DIRECTIONS FOR THIS TASK:
Using the records that follow, copy every line containing the word "아동에게".

EXERCISE DATA:
────────────────

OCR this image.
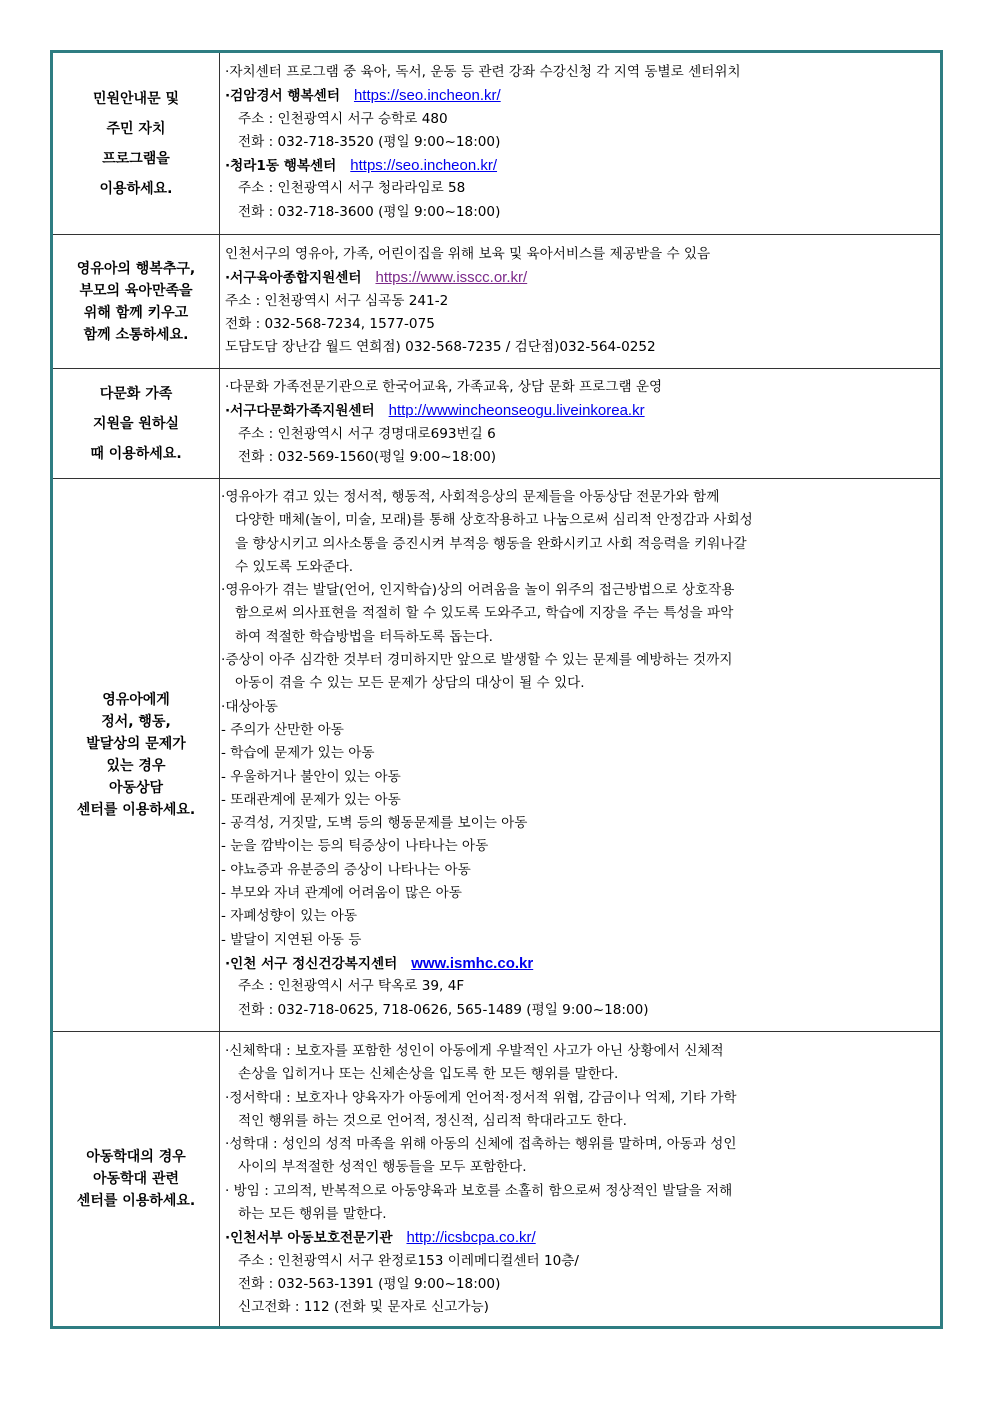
민원안내문 및
주민 자치
프로그램을
이용하세요.
·자치센터 프로그램 중 육아, 독서, 운동 등 관련 강좌 수강신청 각 지역 동별로 센터위치
·검암경서 행복센터 https://seo.incheon.kr/
주소 : 인천광역시 서구 승학로 480
전화 : 032-718-3520 (평일 9:00~18:00)
·청라1동 행복센터 https://seo.incheon.kr/
주소 : 인천광역시 서구 청라라임로 58
전화 : 032-718-3600 (평일 9:00~18:00)
영유아의 행복추구,
부모의 육아만족을
위해 함께 키우고
함께 소통하세요.
인천서구의 영유아, 가족, 어린이집을 위해 보육 및 육아서비스를 제공받을 수 있음
·서구육아종합지원센터 https://www.isscc.or.kr/
주소 : 인천광역시 서구 심곡동 241-2
전화 : 032-568-7234, 1577-075
도담도담 장난감 월드 연희점) 032-568-7235 / 검단점)032-564-0252
다문화 가족
지원을 원하실
때 이용하세요.
·다문화 가족전문기관으로 한국어교육, 가족교육, 상담 문화 프로그램 운영
·서구다문화가족지원센터 http://wwwincheonseogu.liveinkorea.kr
주소 : 인천광역시 서구 경명대로693번길 6
전화 : 032-569-1560(평일 9:00~18:00)
영유아에게
정서, 행동,
발달상의 문제가
있는 경우
아동상담
센터를 이용하세요.
·영유아가 겪고 있는 정서적, 행동적, 사회적응상의 문제들을 아동상담 전문가와 함께
다양한 매체(놀이, 미술, 모래)를 통해 상호작용하고 나눔으로써 심리적 안정감과 사회성
을 향상시키고 의사소통을 증진시켜 부적응 행동을 완화시키고 사회 적응력을 키워나갈
수 있도록 도와준다.
·영유아가 겪는 발달(언어, 인지학습)상의 어려움을 놀이 위주의 접근방법으로 상호작용
함으로써 의사표현을 적절히 할 수 있도록 도와주고, 학습에 지장을 주는 특성을 파악
하여 적절한 학습방법을 터득하도록 돕는다.
·증상이 아주 심각한 것부터 경미하지만 앞으로 발생할 수 있는 문제를 예방하는 것까지
아동이 겪을 수 있는 모든 문제가 상담의 대상이 될 수 있다.
·대상아동
- 주의가 산만한 아동
- 학습에 문제가 있는 아동
- 우울하거나 불안이 있는 아동
- 또래관계에 문제가 있는 아동
- 공격성, 거짓말, 도벽 등의 행동문제를 보이는 아동
- 눈을 깜박이는 등의 틱증상이 나타나는 아동
- 야뇨증과 유분증의 증상이 나타나는 아동
- 부모와 자녀 관계에 어려움이 많은 아동
- 자폐성향이 있는 아동
- 발달이 지연된 아동 등
·인천 서구 정신건강복지센터 www.ismhc.co.kr
주소 : 인천광역시 서구 탁옥로 39, 4F
전화 : 032-718-0625, 718-0626, 565-1489 (평일 9:00~18:00)
아동학대의 경우
아동학대 관련
센터를 이용하세요.
·신체학대 : 보호자를 포함한 성인이 아동에게 우발적인 사고가 아닌 상황에서 신체적
손상을 입히거나 또는 신체손상을 입도록 한 모든 행위를 말한다.
·정서학대 : 보호자나 양육자가 아동에게 언어적·정서적 위협, 감금이나 억제, 기타 가학
적인 행위를 하는 것으로 언어적, 정신적, 심리적 학대라고도 한다.
·성학대 : 성인의 성적 마족을 위해 아동의 신체에 접촉하는 행위를 말하며, 아동과 성인
사이의 부적절한 성적인 행동들을 모두 포함한다.
· 방임 : 고의적, 반복적으로 아동양육과 보호를 소홀히 함으로써 정상적인 발달을 저해
하는 모든 행위를 말한다.
·인천서부 아동보호전문기관 http://icsbcpa.co.kr/
주소 : 인천광역시 서구 완정로153 이레메디컬센터 10층/
전화 : 032-563-1391 (평일 9:00~18:00)
신고전화 : 112 (전화 및 문자로 신고가능)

────────────────

PROBLEM SOLUTION:
·신체학대 : 보호자를 포함한 성인이 아동에게 우발적인 사고가 아닌 상황에서 신체적
·정서학대 : 보호자나 양육자가 아동에게 언어적·정서적 위협, 감금이나 억제, 기타 가학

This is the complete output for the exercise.